What is needed >>
Lay out the entries from the start through the line containing "For 28 of the" as a Markdown table with the columns Row and Line, numbering each line and skipping blank lines. Leave the pictures out.

[Region boundary data]
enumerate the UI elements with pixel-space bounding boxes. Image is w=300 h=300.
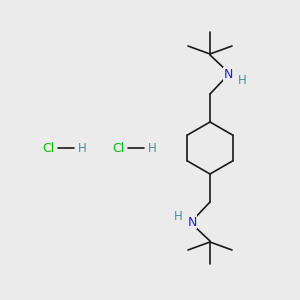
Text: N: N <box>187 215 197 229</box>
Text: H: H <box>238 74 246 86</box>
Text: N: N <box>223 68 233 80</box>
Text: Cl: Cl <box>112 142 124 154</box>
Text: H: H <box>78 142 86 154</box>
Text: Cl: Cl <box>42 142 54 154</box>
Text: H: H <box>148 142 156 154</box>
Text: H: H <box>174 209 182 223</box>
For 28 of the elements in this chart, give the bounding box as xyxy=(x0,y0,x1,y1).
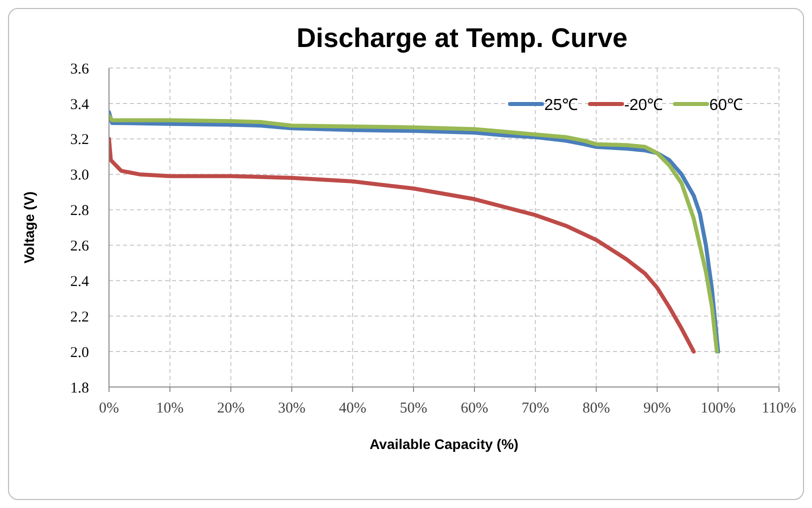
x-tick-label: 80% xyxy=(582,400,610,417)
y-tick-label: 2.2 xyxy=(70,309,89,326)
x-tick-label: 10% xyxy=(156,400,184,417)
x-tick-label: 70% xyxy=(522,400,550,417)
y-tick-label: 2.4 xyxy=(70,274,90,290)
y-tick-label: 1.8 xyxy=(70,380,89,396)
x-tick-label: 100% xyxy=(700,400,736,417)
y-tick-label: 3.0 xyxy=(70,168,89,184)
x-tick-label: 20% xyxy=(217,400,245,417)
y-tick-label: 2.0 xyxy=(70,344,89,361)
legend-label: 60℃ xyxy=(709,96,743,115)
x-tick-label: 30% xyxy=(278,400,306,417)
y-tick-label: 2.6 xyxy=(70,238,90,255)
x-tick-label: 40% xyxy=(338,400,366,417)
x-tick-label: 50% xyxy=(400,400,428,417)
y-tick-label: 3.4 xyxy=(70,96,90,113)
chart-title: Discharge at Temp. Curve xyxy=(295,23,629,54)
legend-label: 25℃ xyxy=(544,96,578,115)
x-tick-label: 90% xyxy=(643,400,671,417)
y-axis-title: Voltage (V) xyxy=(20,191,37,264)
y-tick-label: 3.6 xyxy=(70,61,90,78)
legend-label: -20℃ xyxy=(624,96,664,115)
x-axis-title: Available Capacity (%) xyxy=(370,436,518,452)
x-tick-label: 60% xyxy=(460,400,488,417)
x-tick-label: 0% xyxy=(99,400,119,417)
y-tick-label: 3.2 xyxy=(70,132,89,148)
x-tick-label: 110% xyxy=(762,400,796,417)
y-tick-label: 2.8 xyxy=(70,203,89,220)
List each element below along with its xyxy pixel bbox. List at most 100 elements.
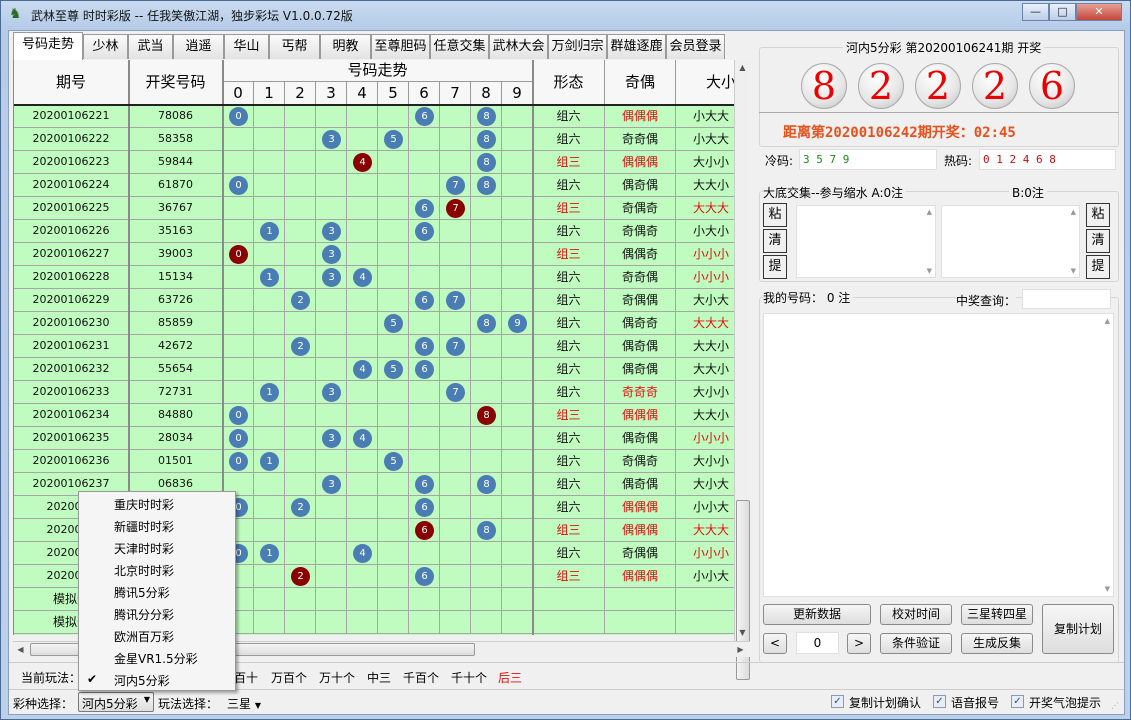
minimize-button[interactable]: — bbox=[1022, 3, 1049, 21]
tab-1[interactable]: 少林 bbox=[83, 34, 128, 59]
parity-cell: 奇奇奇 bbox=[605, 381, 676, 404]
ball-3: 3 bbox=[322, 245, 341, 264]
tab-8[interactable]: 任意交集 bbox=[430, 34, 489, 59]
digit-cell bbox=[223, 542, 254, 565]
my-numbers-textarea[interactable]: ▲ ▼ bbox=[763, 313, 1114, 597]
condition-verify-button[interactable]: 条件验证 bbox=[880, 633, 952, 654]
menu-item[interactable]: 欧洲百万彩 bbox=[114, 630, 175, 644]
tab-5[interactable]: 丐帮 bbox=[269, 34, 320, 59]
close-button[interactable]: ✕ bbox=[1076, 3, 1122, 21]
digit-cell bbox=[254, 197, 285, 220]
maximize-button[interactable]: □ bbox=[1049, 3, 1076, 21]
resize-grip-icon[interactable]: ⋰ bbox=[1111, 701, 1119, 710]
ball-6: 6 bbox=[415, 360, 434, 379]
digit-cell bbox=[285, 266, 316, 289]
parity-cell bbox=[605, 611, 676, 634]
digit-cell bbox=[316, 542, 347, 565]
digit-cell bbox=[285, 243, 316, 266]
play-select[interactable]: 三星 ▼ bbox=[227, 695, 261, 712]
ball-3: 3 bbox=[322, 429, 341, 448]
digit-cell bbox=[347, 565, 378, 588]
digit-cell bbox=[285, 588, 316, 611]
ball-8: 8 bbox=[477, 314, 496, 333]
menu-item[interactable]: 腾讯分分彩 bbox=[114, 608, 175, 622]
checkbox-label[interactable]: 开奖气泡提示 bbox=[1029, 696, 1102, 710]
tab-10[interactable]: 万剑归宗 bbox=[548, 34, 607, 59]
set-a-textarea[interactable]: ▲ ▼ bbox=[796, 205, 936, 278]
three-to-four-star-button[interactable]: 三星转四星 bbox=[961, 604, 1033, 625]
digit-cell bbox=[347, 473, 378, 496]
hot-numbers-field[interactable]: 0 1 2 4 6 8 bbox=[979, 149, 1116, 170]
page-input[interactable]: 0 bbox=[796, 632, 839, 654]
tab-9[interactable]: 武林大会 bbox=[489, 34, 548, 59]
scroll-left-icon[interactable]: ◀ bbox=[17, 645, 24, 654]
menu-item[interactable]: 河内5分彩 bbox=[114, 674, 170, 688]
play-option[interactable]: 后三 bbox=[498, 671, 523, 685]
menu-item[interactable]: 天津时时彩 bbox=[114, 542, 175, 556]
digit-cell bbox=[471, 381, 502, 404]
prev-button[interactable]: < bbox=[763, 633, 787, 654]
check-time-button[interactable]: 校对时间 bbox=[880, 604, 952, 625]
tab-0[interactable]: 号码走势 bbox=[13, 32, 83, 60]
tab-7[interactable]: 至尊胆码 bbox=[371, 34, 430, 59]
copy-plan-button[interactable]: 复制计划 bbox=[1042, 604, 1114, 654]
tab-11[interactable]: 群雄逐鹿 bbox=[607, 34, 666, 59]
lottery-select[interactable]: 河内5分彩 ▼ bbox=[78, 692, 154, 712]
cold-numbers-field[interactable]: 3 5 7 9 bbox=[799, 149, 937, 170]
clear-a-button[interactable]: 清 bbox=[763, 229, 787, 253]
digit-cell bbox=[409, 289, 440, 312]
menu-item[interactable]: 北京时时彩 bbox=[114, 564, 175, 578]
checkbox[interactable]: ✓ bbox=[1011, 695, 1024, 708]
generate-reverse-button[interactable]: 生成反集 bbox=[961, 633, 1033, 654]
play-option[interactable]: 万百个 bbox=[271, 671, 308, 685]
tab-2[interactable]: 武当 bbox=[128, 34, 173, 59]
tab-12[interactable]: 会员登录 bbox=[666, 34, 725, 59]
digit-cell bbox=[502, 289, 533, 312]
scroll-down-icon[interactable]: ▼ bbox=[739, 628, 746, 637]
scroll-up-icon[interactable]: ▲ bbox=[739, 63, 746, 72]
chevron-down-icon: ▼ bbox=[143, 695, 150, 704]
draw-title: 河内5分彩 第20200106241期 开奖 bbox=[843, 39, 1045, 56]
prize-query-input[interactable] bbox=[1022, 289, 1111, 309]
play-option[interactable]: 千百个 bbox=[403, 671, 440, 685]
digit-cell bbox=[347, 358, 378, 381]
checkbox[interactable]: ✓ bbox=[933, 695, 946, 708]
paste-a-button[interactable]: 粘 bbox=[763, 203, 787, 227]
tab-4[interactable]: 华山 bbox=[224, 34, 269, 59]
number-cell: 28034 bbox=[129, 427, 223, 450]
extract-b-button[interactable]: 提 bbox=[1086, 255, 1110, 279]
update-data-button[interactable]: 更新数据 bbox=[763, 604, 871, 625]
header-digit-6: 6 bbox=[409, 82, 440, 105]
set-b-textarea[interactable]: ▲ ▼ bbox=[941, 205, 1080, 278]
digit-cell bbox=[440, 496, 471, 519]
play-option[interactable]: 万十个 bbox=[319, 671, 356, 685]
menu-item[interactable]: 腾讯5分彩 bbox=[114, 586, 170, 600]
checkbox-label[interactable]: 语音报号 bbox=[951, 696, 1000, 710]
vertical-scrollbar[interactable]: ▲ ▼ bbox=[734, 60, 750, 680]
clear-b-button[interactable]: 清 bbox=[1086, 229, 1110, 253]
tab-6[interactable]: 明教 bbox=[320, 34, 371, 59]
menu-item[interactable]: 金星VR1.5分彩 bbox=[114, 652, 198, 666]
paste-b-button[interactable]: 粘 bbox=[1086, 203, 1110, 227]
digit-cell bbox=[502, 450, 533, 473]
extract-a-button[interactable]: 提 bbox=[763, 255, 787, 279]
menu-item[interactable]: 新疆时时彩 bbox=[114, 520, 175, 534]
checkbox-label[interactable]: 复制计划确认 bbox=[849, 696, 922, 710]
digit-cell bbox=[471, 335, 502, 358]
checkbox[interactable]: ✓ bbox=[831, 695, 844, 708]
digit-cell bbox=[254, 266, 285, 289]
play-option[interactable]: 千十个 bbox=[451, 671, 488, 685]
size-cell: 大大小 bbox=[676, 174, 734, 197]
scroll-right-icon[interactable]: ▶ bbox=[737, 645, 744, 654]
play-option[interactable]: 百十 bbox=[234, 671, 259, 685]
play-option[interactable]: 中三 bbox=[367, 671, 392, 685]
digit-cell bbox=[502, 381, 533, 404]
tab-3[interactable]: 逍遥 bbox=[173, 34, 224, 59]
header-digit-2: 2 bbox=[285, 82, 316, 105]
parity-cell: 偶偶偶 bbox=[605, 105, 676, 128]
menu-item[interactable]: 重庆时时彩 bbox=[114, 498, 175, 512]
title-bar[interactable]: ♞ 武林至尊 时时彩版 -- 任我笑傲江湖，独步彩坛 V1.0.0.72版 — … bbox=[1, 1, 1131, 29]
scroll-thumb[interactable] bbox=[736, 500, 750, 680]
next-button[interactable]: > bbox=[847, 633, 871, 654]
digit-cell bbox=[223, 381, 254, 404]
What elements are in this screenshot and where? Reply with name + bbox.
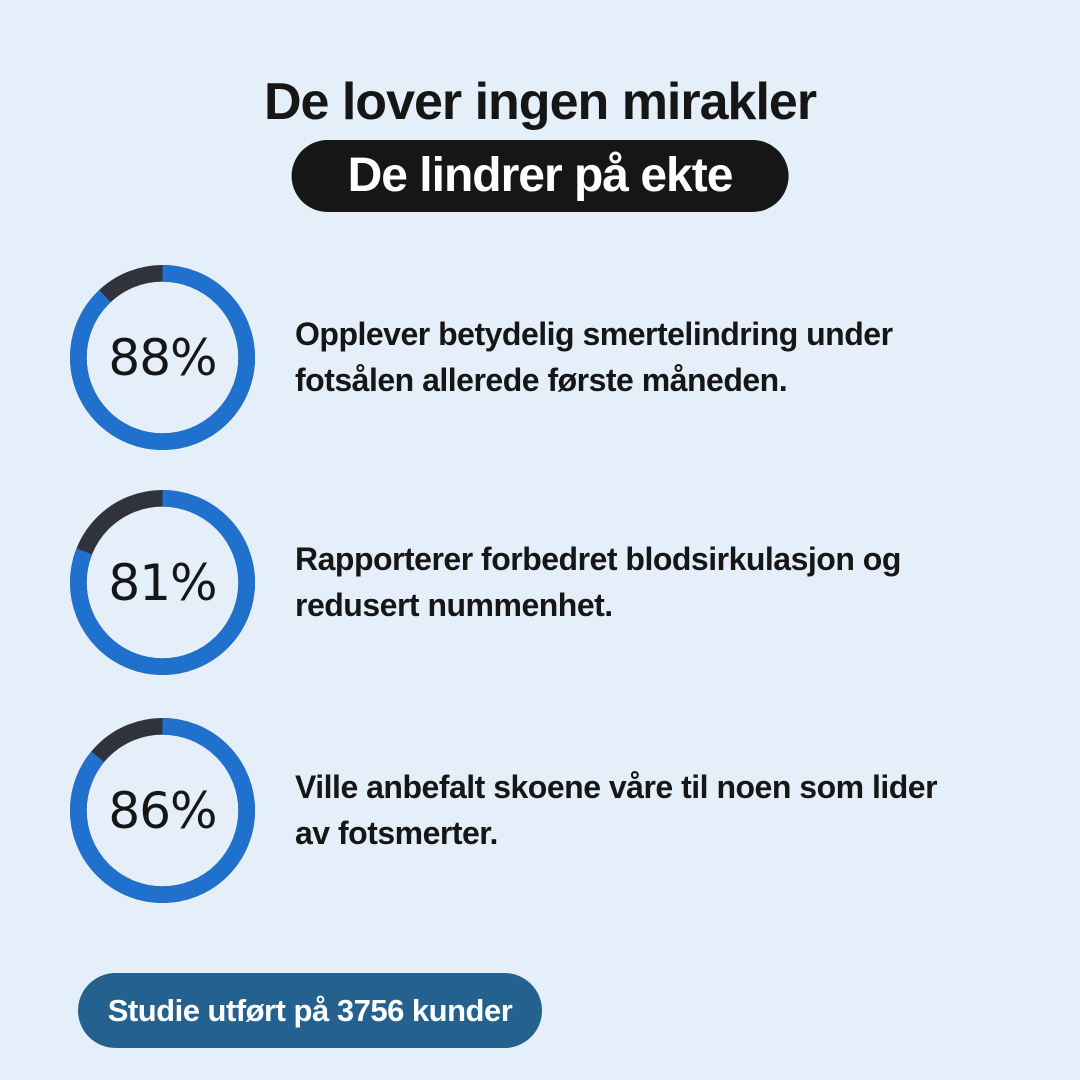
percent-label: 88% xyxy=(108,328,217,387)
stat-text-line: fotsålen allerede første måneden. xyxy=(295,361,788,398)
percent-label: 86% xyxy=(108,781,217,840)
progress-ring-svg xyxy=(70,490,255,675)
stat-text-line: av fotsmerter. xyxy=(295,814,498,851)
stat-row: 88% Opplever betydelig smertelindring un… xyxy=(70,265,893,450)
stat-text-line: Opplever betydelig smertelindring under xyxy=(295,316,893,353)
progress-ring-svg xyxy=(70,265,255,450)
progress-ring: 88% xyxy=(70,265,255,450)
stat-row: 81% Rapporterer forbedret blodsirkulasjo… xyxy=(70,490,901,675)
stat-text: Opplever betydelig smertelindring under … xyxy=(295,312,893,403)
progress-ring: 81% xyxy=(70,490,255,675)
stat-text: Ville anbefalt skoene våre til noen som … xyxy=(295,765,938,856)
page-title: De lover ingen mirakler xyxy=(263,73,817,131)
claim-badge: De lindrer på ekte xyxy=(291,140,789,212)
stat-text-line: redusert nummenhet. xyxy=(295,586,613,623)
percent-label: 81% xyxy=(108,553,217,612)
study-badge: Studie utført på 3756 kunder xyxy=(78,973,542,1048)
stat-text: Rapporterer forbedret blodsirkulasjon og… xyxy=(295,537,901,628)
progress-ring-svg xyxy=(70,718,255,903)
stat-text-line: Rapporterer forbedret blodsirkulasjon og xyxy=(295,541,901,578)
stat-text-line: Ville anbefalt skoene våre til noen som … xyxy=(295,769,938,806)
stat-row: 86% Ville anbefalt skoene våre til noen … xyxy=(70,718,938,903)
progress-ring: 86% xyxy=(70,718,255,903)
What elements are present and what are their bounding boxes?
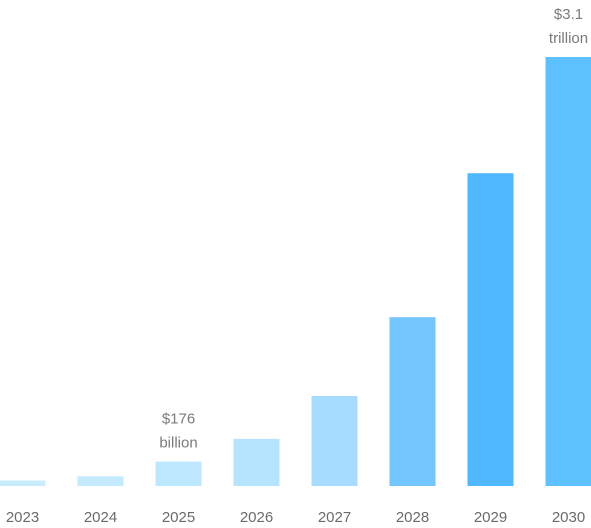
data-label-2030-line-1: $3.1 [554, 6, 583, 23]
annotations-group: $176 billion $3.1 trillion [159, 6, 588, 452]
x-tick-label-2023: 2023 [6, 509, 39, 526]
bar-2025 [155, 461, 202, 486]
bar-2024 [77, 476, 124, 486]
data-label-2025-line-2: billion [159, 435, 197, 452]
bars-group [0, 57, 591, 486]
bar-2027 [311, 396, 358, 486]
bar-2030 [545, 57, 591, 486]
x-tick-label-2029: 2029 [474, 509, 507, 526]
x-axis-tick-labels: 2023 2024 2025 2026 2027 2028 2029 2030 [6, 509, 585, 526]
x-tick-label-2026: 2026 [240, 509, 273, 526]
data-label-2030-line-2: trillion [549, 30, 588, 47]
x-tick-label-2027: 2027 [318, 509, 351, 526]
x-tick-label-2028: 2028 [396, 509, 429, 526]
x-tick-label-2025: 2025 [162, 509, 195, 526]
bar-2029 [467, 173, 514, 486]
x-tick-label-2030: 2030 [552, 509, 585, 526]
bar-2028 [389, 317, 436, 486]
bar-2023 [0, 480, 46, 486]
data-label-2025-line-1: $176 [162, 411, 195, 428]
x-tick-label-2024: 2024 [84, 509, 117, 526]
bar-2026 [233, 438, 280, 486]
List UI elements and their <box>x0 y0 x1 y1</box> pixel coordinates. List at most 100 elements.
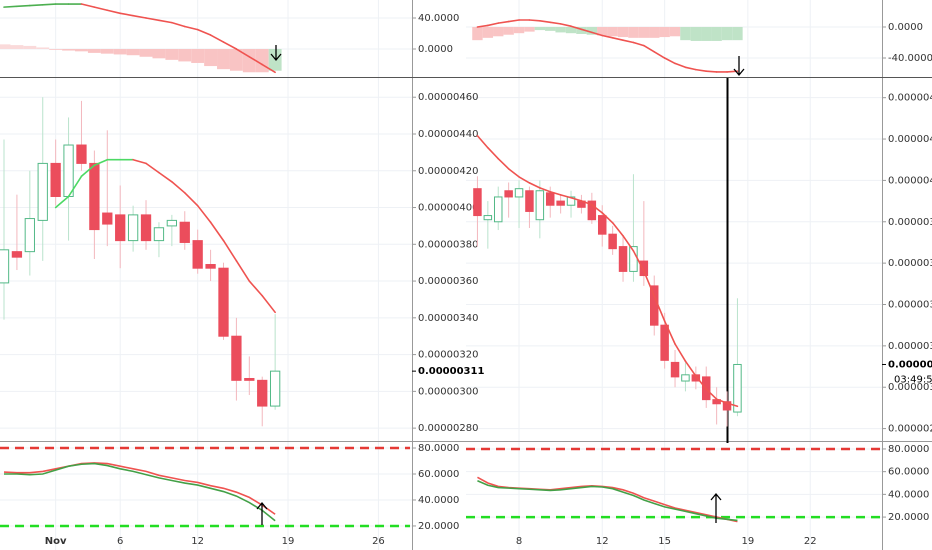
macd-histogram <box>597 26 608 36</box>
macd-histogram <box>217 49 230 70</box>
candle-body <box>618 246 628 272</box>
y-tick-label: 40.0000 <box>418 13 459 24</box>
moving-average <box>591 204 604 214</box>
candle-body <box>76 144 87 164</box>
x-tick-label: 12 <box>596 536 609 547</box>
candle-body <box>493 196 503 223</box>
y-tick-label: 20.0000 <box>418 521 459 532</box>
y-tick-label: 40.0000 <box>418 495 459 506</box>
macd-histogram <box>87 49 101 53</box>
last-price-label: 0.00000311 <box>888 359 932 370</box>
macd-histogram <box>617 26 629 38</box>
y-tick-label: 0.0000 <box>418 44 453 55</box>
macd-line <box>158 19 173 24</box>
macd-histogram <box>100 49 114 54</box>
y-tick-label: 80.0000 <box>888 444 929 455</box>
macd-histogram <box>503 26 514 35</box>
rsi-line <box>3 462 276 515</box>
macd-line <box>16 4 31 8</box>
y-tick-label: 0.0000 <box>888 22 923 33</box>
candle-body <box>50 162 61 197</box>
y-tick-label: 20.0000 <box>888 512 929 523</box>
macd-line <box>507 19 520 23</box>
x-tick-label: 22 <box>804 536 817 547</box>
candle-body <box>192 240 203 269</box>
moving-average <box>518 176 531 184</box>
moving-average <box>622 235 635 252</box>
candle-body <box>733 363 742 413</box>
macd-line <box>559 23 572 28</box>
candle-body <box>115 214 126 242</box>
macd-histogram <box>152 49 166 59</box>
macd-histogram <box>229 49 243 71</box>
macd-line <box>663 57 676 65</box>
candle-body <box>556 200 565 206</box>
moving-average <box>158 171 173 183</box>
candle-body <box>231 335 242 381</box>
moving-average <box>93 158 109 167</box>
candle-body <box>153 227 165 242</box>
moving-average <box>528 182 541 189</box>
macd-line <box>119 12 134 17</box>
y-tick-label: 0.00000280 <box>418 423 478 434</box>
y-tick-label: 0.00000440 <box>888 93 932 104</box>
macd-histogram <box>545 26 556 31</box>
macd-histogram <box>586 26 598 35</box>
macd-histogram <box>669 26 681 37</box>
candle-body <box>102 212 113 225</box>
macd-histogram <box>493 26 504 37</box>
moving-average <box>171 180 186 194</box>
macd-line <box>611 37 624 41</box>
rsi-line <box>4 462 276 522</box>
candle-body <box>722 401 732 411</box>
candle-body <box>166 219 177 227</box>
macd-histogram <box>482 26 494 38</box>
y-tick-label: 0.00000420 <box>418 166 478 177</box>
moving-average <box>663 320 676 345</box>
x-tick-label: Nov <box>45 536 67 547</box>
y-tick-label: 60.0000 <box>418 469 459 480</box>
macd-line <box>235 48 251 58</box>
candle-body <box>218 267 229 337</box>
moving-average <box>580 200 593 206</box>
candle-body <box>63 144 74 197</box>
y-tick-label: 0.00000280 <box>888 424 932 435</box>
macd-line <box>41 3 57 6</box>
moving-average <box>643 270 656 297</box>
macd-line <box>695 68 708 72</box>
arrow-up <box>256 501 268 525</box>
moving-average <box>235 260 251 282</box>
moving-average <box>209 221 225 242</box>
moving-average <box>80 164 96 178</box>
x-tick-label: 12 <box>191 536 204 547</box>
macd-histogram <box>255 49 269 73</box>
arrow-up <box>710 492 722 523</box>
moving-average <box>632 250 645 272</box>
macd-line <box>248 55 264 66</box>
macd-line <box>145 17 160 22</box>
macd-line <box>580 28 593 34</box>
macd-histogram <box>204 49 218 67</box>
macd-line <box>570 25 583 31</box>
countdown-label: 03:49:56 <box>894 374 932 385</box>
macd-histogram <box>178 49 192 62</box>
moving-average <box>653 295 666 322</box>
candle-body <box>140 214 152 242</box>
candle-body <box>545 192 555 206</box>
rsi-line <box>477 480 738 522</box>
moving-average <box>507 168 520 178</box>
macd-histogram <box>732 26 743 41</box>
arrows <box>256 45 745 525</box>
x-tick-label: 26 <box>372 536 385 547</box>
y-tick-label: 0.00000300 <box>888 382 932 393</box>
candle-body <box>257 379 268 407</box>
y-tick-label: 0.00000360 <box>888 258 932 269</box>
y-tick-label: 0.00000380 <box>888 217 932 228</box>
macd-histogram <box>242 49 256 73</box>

Full response >>
| Row | Line |
|---|---|
| 1 | enumerate the UI elements with pixel-space bounding boxes. Image is w=300 h=300. |
| 2 | Text: N: N <box>187 215 197 229</box> |
| 3 | Text: H: H <box>238 74 246 86</box> |
| 4 | Text: N: N <box>223 68 233 80</box> |
| 5 | Text: Cl: Cl <box>112 142 124 154</box> |
| 6 | Text: H: H <box>78 142 86 154</box> |
| 7 | Text: Cl: Cl <box>42 142 54 154</box> |
| 8 | Text: H: H <box>148 142 156 154</box> |
| 9 | Text: H: H <box>174 209 182 223</box> |
| 10 | For 28 of the elements in this chart, give the bounding box as xyxy=(x0,y0,x1,y1). |